■ **What you have to do**: Only the lines holding the string "spread" are needed. Copy each one.

■ **Extracted entries**:
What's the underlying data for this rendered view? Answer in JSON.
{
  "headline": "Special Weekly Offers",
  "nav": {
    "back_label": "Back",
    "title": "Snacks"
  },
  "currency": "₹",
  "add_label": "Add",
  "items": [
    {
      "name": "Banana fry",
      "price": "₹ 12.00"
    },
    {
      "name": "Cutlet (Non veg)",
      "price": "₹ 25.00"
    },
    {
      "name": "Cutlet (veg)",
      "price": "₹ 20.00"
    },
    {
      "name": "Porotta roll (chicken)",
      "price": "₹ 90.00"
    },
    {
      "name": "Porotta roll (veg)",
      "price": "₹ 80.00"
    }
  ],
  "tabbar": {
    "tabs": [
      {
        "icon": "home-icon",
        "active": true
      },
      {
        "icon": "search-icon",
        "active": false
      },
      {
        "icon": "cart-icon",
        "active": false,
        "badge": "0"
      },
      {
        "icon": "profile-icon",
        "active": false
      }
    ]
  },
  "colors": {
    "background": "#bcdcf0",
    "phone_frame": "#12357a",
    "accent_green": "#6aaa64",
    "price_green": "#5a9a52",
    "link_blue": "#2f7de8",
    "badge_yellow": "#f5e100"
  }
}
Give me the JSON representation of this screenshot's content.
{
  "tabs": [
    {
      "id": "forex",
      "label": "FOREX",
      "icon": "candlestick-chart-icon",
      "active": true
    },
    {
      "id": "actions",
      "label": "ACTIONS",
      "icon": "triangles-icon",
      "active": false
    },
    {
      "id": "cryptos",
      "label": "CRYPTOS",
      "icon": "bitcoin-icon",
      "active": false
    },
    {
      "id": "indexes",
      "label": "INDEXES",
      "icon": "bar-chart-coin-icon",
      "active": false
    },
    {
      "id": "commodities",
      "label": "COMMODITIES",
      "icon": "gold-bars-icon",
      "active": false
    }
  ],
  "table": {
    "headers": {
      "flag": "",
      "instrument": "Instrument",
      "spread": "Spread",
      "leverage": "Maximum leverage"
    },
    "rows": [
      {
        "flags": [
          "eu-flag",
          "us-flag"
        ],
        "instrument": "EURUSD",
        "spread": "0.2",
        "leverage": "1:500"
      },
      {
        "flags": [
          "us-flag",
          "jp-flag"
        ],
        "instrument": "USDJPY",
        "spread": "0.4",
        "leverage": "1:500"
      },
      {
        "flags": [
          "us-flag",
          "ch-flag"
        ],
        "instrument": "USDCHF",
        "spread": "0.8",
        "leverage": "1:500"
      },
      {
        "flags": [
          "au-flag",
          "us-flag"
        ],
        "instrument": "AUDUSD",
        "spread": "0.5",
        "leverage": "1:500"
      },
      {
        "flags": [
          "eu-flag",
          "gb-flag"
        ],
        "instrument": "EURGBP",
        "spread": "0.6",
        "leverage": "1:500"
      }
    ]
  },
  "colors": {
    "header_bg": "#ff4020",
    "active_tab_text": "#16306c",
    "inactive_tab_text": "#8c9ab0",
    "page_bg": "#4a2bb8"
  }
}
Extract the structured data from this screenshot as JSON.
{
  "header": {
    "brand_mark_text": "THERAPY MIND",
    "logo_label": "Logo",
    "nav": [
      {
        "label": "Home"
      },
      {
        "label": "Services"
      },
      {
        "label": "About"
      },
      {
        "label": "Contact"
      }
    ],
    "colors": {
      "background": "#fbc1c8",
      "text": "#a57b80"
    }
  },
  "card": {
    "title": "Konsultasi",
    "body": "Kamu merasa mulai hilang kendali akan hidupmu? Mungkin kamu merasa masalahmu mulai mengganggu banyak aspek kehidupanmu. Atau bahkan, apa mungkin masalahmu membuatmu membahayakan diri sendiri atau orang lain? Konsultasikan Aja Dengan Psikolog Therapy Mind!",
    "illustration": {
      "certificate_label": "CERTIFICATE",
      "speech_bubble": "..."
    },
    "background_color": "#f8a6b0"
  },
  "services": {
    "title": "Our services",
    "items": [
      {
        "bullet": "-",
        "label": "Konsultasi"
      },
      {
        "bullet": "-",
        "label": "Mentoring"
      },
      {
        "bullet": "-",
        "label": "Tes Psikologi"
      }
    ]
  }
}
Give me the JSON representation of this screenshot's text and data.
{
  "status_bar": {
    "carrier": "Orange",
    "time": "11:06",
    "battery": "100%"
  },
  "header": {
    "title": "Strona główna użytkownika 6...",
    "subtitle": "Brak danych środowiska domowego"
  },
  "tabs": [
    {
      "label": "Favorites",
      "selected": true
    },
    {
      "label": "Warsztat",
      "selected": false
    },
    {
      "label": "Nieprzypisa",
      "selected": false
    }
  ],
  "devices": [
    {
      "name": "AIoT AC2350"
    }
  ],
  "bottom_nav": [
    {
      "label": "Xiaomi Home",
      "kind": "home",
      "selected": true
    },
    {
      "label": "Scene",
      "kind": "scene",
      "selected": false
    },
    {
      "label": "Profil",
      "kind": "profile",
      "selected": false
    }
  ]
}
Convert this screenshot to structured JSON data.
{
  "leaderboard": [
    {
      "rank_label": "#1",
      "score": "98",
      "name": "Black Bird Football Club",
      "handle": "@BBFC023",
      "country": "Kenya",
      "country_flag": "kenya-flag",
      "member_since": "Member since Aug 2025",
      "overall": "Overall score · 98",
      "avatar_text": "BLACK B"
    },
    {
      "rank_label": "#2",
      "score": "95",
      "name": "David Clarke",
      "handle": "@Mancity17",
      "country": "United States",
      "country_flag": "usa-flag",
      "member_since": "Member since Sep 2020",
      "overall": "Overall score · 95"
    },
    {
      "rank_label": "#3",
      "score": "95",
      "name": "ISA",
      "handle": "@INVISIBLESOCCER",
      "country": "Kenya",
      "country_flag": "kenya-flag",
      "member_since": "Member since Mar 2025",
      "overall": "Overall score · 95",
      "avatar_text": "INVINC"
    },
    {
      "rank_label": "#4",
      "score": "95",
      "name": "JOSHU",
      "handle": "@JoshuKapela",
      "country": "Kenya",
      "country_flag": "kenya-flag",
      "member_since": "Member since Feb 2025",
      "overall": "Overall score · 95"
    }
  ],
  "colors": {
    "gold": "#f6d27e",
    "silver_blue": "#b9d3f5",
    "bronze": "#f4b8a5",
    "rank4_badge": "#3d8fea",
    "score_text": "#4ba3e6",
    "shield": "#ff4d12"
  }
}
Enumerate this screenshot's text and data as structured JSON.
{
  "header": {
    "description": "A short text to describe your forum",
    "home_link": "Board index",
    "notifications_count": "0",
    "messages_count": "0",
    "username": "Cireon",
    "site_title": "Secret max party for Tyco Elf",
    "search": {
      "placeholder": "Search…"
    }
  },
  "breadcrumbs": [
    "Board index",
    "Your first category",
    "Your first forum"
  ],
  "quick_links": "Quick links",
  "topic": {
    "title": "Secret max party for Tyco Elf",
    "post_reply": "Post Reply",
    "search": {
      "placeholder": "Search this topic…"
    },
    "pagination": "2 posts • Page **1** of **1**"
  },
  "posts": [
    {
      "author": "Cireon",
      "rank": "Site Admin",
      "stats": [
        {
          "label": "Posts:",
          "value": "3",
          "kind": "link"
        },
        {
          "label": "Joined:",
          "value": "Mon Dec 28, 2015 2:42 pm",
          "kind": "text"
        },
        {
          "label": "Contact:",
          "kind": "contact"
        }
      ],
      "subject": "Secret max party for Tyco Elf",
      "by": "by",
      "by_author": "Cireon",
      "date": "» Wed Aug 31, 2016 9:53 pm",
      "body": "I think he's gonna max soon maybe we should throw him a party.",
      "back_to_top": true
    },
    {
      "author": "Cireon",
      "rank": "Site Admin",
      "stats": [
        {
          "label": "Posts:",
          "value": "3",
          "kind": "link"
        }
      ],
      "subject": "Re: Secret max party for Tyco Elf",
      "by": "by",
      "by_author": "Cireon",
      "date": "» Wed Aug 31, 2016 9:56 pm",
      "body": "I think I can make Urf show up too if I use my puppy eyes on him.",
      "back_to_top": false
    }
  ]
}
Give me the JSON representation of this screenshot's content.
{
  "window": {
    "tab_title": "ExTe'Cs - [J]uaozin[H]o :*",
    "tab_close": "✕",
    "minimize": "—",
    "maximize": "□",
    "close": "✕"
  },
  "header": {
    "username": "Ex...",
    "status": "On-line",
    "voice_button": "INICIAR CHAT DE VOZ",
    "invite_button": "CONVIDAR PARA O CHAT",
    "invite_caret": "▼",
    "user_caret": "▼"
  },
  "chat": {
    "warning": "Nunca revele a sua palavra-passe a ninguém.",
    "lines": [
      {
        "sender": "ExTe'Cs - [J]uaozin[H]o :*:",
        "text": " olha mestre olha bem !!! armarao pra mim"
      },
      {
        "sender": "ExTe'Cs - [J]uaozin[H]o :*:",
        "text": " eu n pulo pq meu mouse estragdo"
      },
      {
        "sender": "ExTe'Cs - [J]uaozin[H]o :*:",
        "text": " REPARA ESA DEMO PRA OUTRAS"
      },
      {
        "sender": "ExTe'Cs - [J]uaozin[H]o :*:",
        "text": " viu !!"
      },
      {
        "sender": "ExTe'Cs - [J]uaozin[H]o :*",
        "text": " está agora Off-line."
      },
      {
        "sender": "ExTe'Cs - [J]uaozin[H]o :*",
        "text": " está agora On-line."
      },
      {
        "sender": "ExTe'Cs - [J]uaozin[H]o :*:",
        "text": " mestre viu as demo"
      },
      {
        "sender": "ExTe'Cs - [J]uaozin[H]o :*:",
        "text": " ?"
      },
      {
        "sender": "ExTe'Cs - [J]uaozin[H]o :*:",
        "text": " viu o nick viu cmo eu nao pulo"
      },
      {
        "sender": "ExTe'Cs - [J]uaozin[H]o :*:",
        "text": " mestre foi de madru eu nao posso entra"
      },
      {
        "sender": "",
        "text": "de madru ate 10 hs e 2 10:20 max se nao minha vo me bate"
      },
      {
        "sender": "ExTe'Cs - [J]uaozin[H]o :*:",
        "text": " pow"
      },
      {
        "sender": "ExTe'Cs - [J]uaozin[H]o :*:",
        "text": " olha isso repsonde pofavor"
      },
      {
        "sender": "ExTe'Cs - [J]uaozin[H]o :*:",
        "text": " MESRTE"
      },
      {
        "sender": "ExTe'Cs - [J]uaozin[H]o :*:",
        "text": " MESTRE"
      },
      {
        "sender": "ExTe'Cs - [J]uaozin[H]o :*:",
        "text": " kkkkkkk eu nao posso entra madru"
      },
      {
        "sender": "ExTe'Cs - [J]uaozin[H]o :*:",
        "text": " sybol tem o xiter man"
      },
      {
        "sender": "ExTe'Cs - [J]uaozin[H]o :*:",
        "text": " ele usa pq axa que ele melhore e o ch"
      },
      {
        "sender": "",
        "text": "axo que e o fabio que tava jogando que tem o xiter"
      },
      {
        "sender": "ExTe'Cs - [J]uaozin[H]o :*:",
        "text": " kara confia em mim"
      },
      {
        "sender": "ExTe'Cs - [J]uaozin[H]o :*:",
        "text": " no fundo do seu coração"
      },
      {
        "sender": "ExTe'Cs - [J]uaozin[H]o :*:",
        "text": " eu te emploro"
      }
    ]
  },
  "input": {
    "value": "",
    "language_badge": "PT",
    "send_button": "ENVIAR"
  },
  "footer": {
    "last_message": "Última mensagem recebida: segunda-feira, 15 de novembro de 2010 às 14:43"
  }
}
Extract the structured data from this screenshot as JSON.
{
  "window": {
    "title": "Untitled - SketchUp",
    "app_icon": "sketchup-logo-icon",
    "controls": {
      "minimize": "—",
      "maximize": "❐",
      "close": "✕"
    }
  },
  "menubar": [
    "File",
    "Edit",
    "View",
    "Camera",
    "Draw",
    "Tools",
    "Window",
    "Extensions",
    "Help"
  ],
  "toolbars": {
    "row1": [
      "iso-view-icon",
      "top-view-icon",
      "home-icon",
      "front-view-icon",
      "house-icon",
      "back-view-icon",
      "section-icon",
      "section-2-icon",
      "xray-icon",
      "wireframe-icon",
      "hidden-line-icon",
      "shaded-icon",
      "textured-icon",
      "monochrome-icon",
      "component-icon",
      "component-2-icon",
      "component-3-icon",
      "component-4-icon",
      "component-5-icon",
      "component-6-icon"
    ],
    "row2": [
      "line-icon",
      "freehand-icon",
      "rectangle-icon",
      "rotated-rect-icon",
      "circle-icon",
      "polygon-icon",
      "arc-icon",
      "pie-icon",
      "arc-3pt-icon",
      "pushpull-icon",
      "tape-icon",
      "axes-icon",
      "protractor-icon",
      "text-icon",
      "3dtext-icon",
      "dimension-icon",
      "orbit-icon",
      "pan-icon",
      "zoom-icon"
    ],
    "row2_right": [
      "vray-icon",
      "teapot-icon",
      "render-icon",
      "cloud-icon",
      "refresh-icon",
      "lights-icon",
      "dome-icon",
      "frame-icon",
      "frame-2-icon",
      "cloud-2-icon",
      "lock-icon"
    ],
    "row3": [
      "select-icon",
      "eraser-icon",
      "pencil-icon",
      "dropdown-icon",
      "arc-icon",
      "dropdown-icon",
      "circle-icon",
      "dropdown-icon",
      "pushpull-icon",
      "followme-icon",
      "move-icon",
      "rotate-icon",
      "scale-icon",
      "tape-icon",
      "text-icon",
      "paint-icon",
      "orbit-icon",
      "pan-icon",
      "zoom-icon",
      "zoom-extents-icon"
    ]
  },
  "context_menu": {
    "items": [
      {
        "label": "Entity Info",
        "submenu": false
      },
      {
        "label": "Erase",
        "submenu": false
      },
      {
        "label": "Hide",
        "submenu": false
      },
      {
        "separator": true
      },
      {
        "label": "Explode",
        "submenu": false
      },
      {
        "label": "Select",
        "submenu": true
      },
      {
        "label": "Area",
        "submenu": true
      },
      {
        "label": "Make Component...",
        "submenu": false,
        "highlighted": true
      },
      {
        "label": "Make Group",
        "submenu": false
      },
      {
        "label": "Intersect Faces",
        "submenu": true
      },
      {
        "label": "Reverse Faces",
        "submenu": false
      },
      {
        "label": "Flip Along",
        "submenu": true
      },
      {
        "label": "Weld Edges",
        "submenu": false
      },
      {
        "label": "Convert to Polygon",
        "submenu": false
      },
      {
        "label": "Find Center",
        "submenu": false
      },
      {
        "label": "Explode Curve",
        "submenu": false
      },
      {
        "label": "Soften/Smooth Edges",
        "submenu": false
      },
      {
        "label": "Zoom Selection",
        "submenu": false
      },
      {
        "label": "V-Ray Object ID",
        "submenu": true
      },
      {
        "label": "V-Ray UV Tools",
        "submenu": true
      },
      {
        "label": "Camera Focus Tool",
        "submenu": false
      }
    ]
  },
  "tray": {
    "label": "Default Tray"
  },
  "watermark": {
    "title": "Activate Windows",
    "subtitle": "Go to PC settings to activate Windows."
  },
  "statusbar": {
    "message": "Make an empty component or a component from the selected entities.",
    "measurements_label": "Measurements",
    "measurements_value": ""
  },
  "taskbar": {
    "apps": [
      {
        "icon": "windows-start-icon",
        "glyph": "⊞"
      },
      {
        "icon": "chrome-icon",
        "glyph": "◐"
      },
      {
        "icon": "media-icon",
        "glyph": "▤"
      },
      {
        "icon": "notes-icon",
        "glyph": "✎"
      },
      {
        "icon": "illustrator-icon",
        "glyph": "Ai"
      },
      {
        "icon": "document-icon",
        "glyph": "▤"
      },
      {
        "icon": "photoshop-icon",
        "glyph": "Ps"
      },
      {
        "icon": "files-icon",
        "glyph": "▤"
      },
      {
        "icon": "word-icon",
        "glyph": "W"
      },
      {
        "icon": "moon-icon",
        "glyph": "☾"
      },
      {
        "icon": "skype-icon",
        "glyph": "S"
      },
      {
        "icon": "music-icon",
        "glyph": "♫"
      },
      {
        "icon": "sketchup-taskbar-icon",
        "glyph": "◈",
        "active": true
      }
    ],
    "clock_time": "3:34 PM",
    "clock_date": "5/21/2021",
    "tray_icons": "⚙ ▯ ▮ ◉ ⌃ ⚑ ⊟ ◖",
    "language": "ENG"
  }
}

■ **Response for this exercise**:
      "spread": "Spread",
        "spread": "0.2",
        "spread": "0.4",
        "spread": "0.8",
        "spread": "0.5",
        "spread": "0.6",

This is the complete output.